## TASK TO CARRY OUT
Search the records for the word "федеральный" and report each line that has it.

________

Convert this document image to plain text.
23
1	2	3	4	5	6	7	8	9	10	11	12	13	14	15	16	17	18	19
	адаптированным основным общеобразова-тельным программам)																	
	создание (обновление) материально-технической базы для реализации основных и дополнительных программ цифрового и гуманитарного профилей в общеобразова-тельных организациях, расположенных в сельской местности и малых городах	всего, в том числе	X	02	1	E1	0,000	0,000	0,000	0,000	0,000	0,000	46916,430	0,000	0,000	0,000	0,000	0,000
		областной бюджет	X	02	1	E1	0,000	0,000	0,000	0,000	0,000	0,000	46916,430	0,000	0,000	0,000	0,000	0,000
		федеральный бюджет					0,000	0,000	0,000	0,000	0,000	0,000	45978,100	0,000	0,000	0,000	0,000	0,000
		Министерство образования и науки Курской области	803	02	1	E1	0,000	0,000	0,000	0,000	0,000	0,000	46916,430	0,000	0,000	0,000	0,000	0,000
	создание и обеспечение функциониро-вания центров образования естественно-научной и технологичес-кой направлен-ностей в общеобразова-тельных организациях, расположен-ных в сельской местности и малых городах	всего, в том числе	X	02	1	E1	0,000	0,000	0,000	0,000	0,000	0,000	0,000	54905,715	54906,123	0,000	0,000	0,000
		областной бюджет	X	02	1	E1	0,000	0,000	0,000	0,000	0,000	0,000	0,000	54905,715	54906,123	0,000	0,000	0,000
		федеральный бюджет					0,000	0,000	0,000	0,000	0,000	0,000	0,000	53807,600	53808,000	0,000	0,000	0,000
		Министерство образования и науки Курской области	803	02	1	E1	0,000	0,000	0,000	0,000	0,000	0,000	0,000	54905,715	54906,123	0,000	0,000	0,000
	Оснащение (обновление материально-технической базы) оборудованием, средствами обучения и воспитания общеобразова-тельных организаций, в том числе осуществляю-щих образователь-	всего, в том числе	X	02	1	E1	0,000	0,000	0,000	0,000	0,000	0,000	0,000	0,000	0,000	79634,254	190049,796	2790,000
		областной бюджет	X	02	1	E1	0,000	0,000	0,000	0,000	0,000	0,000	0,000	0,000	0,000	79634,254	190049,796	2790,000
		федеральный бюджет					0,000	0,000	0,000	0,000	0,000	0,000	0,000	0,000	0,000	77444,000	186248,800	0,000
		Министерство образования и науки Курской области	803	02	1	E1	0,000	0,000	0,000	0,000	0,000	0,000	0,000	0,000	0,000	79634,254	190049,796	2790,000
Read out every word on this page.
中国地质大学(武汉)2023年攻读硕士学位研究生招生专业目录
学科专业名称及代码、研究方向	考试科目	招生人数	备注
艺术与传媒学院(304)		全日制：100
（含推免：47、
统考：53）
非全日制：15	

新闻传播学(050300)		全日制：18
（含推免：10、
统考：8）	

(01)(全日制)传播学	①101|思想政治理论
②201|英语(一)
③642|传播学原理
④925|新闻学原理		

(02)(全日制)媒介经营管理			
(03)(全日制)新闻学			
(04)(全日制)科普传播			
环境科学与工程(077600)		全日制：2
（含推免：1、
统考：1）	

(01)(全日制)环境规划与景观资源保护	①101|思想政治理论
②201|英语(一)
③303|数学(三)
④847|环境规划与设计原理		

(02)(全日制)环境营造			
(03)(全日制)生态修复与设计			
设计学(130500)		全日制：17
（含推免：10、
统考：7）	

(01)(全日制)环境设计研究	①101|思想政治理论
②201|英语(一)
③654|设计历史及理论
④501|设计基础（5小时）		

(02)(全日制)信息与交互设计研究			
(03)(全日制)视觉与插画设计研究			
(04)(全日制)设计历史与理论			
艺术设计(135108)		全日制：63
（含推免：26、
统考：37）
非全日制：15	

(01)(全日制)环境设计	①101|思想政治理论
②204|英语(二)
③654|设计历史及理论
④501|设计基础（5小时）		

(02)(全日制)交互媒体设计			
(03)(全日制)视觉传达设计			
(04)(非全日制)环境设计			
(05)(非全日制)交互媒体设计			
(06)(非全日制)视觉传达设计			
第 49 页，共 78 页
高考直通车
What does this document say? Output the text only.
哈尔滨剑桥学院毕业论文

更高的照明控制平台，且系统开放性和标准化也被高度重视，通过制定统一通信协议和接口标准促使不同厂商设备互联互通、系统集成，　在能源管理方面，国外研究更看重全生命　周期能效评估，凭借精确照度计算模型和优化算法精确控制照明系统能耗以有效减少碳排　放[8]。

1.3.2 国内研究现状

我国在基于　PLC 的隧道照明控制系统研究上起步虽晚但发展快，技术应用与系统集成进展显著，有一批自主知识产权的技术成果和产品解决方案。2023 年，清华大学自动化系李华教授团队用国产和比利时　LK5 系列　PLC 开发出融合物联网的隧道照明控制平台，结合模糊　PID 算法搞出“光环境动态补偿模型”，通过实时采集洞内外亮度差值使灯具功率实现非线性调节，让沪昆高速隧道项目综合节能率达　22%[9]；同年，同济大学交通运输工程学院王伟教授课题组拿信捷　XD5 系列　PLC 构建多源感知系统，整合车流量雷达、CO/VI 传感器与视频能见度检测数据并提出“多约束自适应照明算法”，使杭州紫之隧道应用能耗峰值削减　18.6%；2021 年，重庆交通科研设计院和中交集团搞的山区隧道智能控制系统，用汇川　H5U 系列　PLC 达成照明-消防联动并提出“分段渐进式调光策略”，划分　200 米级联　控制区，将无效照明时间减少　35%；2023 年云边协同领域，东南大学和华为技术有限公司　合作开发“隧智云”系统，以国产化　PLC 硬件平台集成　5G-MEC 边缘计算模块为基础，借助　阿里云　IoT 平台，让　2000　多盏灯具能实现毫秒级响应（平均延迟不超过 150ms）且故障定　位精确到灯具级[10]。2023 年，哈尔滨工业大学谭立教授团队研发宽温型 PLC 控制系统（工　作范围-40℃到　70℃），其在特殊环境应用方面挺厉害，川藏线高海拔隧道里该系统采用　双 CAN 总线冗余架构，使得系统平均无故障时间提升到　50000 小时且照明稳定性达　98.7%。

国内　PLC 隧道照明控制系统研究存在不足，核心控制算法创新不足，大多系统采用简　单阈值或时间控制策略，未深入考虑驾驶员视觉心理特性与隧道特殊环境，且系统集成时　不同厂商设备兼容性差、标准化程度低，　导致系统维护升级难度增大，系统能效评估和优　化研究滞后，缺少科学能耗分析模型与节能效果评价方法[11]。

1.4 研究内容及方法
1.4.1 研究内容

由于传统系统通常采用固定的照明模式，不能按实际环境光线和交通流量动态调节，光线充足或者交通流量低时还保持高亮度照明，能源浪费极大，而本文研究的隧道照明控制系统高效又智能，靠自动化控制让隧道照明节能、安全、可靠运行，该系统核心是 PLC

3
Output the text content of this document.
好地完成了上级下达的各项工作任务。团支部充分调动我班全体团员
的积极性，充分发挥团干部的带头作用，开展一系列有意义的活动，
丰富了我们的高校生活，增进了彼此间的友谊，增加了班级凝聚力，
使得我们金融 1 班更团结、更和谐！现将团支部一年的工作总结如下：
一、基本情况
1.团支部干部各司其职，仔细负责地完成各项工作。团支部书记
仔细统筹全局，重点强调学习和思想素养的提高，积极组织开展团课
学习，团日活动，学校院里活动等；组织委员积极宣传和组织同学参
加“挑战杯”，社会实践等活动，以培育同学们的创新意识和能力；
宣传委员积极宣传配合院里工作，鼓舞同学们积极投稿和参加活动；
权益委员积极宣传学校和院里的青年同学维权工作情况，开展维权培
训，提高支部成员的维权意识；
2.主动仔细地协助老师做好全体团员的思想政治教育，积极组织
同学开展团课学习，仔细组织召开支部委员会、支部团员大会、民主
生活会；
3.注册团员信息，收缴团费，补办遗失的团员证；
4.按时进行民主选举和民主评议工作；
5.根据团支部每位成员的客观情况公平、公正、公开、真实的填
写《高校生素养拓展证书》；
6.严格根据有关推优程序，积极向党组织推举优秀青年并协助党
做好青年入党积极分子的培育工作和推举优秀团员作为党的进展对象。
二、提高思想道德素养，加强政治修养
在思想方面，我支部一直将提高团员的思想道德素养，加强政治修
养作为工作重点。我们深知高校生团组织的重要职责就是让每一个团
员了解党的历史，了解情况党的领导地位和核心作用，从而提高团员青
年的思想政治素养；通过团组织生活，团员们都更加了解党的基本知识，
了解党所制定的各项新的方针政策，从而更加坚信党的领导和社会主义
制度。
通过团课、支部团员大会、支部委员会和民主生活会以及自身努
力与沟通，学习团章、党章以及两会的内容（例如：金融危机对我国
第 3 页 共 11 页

________

## WRITTEN SOLUTION
		федеральный бюджет					0,000	0,000	0,000	0,000	0,000	0,000	45978,100	0,000	0,000	0,000	0,000	0,000
		федеральный бюджет					0,000	0,000	0,000	0,000	0,000	0,000	0,000	53807,600	53808,000	0,000	0,000	0,000
		федеральный бюджет					0,000	0,000	0,000	0,000	0,000	0,000	0,000	0,000	0,000	77444,000	186248,800	0,000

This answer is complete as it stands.